------ MATERIAL TO PROCESS

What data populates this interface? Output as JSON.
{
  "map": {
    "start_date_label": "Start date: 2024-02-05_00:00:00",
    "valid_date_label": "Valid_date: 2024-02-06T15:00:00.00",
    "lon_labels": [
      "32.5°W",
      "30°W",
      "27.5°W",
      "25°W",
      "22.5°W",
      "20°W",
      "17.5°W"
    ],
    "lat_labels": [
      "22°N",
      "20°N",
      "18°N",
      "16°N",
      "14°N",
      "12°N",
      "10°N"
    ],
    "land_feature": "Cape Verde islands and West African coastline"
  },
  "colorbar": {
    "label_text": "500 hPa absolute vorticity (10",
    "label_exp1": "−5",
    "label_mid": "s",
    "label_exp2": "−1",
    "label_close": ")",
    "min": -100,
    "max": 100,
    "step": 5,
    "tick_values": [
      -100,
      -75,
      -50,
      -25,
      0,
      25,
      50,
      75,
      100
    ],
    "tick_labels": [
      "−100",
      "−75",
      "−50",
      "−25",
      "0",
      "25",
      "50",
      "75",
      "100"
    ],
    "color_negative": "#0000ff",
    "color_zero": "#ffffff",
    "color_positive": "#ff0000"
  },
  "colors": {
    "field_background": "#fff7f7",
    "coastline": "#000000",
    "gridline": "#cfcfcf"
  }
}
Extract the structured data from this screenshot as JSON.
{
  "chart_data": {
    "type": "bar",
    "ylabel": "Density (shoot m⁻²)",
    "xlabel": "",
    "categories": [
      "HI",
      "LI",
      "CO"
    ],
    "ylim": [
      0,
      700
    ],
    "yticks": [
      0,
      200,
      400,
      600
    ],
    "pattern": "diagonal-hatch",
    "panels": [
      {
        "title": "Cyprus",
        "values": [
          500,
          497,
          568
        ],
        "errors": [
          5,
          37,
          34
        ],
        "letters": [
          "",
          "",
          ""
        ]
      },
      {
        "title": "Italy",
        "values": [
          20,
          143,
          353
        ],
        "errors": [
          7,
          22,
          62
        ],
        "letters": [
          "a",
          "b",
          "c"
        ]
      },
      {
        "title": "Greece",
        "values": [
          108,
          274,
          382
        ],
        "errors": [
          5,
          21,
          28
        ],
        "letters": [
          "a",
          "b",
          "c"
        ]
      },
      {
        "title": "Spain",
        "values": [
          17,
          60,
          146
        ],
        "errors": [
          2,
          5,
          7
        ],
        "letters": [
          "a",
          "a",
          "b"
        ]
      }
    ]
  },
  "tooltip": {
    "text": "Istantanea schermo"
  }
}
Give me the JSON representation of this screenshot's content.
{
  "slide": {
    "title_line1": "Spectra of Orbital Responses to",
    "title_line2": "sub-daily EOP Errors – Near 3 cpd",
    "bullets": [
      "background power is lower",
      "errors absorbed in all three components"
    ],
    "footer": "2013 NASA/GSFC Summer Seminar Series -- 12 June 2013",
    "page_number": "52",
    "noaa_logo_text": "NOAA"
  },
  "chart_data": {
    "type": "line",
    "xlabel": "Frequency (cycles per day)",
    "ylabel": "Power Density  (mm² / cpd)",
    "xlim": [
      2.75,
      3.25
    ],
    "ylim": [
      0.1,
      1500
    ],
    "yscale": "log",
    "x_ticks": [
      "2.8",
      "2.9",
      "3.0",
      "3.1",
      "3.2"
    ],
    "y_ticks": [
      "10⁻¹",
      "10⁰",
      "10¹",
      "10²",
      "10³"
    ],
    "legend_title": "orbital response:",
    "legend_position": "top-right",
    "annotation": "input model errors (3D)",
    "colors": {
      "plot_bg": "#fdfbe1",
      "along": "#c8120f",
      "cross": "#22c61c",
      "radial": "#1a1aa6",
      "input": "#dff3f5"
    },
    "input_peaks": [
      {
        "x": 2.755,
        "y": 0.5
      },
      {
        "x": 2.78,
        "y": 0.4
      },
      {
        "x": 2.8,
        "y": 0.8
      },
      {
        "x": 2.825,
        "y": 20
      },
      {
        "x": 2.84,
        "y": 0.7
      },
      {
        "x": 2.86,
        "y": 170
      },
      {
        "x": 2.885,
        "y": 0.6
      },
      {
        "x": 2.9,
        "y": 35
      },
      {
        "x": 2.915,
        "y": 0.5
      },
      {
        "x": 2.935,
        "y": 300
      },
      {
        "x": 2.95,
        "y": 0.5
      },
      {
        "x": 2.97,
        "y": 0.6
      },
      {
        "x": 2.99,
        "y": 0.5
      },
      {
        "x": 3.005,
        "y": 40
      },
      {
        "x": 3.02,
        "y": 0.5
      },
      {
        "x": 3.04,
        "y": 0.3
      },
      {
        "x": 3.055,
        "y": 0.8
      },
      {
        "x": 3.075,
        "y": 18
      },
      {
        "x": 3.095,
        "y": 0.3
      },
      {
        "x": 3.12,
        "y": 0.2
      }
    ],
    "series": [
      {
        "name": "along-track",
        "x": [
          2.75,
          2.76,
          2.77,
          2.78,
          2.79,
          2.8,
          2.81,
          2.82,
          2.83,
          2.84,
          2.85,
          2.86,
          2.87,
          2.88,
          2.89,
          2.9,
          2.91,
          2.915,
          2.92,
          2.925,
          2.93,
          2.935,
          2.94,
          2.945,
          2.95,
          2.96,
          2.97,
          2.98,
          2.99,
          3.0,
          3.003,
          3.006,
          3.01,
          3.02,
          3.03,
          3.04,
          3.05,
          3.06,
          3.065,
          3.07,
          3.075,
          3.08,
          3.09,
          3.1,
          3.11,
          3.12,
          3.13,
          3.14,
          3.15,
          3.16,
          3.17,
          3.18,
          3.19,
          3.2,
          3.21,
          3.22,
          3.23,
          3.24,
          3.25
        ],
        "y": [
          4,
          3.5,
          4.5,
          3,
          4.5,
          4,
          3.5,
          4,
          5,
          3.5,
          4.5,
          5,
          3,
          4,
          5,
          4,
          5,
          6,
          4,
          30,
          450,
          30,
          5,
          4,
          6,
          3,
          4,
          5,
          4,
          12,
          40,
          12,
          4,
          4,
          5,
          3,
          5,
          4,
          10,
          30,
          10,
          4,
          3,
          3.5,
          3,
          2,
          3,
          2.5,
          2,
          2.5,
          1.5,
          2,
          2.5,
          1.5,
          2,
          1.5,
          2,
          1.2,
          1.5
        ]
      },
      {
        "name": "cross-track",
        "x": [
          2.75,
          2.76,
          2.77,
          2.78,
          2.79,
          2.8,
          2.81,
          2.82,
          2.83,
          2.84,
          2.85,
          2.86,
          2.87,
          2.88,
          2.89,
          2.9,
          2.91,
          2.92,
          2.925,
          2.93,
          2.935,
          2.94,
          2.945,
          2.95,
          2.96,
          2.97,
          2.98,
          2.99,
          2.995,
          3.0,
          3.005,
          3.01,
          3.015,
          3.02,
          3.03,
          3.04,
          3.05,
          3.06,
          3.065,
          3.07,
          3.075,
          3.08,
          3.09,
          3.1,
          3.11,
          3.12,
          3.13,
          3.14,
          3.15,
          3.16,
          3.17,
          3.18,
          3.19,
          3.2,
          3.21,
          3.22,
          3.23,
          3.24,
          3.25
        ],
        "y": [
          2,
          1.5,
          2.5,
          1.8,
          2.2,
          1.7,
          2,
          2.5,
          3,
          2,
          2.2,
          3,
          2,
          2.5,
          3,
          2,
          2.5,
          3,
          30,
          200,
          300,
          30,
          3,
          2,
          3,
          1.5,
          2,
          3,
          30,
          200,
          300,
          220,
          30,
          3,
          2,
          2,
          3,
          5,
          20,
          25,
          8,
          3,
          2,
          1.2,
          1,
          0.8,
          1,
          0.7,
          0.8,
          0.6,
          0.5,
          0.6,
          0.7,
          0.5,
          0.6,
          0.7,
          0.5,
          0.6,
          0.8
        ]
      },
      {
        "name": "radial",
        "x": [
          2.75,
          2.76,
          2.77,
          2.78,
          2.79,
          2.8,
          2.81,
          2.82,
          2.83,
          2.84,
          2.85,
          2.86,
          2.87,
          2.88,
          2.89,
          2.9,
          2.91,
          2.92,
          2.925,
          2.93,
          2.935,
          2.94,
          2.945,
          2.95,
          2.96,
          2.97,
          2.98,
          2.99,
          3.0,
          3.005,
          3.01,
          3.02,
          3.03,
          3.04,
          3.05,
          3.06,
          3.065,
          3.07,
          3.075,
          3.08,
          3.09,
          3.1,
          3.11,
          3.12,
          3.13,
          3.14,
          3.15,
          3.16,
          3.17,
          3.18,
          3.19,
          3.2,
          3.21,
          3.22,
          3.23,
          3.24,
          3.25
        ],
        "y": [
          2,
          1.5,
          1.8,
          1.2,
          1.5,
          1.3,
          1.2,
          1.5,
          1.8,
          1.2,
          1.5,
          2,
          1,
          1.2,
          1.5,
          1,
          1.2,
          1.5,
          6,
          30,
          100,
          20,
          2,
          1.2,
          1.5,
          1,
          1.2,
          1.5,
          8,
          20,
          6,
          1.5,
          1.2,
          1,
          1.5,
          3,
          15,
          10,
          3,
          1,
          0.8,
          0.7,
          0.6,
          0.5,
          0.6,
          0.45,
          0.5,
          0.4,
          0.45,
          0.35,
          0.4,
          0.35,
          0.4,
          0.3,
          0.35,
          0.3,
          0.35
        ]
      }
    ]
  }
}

------------

YOUR TASK: Look through the data and show every line containing "ylabel".

RESPONSE FOR THIS EXERCISE:
    "ylabel": "Density (shoot m⁻²)",
    "ylabel": "Power Density  (mm² / cpd)",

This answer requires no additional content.